▶ [Exercise]
Copy the entries from the start up to and including the line with "The fastening hole 416 is at (577, 700).", switching "keyboard body" to "laptop base" and leaving everything else unchanged.

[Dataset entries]

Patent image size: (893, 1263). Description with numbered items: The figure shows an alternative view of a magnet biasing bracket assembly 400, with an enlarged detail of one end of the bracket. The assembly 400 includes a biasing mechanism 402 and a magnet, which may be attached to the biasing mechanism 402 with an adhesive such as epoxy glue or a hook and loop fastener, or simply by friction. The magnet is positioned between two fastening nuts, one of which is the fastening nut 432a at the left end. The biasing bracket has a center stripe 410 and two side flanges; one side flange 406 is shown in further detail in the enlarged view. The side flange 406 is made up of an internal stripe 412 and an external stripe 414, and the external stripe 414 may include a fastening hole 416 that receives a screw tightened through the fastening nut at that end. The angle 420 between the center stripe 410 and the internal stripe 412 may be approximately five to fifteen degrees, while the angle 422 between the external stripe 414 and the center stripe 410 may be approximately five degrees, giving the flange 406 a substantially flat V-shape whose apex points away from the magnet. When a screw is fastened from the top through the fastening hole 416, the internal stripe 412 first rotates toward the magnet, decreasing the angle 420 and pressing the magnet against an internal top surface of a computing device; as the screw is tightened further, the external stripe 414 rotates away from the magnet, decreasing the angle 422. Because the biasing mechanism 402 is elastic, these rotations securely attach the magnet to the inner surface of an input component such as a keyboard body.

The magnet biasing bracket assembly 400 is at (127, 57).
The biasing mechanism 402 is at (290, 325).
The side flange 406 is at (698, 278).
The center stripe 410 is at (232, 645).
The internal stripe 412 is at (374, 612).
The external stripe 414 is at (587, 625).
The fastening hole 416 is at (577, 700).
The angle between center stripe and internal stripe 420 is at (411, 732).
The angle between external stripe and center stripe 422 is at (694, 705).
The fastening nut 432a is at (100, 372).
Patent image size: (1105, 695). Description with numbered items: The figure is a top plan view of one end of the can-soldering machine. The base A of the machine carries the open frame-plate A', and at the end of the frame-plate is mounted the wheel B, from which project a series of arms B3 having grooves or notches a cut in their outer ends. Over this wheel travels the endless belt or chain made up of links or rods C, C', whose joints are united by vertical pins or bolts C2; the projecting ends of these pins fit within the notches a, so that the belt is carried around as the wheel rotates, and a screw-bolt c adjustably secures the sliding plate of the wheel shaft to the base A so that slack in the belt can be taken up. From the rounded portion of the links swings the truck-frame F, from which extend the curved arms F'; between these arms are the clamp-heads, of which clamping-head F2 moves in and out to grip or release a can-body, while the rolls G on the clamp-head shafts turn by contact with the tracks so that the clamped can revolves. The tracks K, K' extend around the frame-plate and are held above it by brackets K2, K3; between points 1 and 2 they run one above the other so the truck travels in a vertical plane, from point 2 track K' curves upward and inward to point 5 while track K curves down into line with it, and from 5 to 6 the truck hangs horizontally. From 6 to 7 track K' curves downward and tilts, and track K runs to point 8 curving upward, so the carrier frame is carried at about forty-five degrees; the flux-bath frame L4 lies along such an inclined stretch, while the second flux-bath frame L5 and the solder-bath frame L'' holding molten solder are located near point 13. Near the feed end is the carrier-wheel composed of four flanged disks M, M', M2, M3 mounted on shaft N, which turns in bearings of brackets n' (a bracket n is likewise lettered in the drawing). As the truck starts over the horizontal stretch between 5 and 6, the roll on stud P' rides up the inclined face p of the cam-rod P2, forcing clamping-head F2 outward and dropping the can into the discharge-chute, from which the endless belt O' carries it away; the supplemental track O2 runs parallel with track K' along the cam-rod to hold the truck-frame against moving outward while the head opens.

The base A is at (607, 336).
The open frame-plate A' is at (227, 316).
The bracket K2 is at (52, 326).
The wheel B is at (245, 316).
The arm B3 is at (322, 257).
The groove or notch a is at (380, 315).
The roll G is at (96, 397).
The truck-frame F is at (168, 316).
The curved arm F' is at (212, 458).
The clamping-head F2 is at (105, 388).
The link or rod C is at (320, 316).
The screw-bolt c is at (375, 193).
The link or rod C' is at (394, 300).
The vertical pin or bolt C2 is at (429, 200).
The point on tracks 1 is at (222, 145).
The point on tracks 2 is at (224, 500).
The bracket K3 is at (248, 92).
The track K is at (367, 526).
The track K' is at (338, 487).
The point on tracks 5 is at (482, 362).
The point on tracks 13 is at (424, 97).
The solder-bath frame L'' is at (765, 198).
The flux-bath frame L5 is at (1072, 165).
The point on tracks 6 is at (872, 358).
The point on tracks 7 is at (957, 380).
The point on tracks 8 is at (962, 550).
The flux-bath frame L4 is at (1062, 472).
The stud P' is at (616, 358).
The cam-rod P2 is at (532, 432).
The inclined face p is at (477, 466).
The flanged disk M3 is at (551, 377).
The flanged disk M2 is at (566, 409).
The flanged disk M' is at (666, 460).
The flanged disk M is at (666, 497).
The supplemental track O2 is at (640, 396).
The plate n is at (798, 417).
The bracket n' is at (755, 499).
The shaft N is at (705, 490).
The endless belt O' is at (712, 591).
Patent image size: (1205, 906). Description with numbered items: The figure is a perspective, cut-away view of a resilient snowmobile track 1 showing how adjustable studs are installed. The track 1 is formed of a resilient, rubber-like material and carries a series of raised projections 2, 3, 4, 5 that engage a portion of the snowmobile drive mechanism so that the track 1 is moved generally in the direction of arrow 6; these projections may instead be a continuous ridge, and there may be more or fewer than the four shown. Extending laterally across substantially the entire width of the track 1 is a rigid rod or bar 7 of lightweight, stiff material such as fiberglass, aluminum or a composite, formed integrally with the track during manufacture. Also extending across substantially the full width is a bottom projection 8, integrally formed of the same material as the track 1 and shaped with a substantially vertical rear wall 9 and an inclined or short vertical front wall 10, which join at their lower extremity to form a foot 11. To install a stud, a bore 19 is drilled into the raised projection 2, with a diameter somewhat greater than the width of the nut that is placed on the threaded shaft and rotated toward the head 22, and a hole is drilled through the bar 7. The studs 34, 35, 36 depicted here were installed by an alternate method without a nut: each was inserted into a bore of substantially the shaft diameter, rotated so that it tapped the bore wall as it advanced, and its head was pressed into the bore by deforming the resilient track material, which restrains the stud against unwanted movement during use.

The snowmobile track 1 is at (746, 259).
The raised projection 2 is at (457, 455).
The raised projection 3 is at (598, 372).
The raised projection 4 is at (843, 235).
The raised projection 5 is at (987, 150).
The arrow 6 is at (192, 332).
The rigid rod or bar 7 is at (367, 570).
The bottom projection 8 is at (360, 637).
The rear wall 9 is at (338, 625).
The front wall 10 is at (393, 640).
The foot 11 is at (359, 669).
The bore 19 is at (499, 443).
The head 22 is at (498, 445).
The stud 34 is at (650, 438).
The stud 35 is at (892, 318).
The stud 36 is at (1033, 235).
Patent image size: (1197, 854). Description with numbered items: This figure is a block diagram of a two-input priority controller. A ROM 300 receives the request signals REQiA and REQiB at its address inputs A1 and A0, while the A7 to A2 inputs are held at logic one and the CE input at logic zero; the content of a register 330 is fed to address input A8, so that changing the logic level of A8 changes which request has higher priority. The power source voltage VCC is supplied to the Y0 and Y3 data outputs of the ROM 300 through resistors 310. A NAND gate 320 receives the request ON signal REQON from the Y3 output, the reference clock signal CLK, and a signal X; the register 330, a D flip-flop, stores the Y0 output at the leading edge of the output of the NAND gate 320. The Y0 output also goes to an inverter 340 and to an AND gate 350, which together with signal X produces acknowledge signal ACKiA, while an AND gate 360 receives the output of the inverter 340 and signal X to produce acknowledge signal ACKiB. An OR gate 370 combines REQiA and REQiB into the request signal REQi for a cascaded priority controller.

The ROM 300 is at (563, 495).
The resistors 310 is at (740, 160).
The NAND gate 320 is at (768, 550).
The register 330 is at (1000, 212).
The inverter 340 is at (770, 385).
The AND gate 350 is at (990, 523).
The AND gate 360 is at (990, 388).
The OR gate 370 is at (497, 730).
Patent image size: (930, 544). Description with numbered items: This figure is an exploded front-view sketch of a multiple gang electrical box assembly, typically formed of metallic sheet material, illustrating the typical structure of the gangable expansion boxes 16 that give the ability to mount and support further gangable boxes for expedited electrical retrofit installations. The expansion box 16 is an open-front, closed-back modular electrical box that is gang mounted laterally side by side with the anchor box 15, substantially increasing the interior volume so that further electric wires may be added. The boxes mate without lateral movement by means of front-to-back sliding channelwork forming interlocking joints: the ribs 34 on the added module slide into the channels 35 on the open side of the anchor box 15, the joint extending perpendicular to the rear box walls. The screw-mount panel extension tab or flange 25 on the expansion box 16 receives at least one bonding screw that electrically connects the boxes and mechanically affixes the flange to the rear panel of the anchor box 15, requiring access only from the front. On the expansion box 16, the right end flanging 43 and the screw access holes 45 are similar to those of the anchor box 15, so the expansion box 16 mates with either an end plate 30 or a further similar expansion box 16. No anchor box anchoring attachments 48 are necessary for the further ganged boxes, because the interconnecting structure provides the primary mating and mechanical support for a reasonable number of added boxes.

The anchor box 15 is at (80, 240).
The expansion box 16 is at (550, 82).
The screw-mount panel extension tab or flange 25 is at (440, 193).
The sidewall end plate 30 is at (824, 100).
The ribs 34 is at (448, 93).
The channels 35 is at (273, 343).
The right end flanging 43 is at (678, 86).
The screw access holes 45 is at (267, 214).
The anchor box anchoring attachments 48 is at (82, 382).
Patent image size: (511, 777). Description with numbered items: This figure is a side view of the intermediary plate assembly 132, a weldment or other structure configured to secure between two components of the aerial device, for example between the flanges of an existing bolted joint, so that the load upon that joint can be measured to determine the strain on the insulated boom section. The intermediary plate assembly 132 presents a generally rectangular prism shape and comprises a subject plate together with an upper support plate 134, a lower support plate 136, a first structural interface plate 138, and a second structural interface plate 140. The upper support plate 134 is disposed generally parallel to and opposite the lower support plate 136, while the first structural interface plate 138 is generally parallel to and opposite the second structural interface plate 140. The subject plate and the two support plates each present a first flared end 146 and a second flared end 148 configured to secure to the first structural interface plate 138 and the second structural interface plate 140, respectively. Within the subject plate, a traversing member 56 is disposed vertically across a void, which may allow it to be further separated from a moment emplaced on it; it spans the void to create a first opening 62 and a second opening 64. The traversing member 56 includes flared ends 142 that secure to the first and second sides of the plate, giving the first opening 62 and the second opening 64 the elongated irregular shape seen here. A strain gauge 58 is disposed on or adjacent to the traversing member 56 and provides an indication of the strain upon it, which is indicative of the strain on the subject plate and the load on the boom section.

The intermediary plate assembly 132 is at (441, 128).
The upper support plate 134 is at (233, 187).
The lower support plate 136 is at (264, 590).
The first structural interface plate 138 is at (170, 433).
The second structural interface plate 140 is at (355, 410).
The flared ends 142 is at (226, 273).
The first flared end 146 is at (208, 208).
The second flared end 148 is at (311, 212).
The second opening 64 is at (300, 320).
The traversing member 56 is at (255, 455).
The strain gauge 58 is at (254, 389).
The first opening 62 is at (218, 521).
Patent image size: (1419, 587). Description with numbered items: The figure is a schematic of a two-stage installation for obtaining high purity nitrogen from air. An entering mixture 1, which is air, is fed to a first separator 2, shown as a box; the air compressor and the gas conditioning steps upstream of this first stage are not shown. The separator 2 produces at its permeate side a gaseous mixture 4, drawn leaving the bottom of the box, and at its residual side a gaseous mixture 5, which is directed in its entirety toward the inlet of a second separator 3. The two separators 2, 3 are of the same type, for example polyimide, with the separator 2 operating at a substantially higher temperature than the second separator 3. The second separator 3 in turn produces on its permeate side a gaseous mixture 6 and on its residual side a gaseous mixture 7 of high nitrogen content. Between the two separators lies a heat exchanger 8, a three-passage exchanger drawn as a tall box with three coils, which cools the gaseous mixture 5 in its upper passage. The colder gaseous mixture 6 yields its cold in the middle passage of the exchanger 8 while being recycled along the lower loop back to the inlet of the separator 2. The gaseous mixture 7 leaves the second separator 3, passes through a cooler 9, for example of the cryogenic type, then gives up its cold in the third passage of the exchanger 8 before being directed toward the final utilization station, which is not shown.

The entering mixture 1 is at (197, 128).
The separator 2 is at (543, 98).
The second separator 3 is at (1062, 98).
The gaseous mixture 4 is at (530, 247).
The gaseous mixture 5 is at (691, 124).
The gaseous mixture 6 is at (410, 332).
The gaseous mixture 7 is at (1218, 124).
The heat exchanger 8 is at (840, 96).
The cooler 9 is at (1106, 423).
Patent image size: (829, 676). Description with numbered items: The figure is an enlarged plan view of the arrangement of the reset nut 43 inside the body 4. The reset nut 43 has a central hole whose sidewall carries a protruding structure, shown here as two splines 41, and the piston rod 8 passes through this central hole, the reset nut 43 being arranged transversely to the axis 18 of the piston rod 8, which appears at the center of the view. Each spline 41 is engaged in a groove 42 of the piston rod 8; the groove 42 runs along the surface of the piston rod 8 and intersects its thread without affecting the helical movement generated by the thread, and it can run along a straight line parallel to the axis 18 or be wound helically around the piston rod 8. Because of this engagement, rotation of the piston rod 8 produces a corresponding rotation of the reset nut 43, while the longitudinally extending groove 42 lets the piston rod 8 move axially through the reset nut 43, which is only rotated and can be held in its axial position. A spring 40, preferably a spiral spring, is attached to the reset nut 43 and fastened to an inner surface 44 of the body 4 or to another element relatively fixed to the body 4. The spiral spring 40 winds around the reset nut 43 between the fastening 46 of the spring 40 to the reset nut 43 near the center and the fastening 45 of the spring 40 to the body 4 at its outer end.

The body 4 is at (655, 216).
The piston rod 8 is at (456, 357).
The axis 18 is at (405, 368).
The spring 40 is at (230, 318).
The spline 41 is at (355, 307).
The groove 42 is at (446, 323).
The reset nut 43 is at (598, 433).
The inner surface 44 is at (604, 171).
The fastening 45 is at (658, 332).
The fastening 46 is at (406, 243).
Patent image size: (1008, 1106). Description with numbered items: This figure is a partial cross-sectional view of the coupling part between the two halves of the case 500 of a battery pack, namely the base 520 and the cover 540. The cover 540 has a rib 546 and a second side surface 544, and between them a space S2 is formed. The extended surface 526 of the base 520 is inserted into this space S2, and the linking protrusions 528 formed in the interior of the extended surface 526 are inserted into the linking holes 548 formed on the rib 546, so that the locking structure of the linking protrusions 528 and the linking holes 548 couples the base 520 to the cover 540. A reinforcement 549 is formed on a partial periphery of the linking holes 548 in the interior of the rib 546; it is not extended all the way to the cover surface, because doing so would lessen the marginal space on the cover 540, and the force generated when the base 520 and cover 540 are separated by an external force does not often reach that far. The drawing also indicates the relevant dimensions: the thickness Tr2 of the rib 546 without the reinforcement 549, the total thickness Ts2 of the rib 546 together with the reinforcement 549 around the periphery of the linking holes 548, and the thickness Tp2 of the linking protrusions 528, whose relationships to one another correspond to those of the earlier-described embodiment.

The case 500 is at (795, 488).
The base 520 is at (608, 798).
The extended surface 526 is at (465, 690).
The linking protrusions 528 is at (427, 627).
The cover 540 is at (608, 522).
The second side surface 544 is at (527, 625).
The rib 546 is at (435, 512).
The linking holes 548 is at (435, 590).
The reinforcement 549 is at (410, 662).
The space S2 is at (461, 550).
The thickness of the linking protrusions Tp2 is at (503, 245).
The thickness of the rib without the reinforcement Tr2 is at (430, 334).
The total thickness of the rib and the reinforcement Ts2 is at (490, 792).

▶ [Solution to this problem]
Patent image size: (893, 1263). Description with numbered items: The figure shows an alternative view of a magnet biasing bracket assembly 400, with an enlarged detail of one end of the bracket. The assembly 400 includes a biasing mechanism 402 and a magnet, which may be attached to the biasing mechanism 402 with an adhesive such as epoxy glue or a hook and loop fastener, or simply by friction. The magnet is positioned between two fastening nuts, one of which is the fastening nut 432a at the left end. The biasing bracket has a center stripe 410 and two side flanges; one side flange 406 is shown in further detail in the enlarged view. The side flange 406 is made up of an internal stripe 412 and an external stripe 414, and the external stripe 414 may include a fastening hole 416 that receives a screw tightened through the fastening nut at that end. The angle 420 between the center stripe 410 and the internal stripe 412 may be approximately five to fifteen degrees, while the angle 422 between the external stripe 414 and the center stripe 410 may be approximately five degrees, giving the flange 406 a substantially flat V-shape whose apex points away from the magnet. When a screw is fastened from the top through the fastening hole 416, the internal stripe 412 first rotates toward the magnet, decreasing the angle 420 and pressing the magnet against an internal top surface of a computing device; as the screw is tightened further, the external stripe 414 rotates away from the magnet, decreasing the angle 422. Because the biasing mechanism 402 is elastic, these rotations securely attach the magnet to the inner surface of an input component such as a laptop base.

The magnet biasing bracket assembly 400 is at (127, 57).
The biasing mechanism 402 is at (290, 325).
The side flange 406 is at (698, 278).
The center stripe 410 is at (232, 645).
The internal stripe 412 is at (374, 612).
The external stripe 414 is at (587, 625).
The fastening hole 416 is at (577, 700).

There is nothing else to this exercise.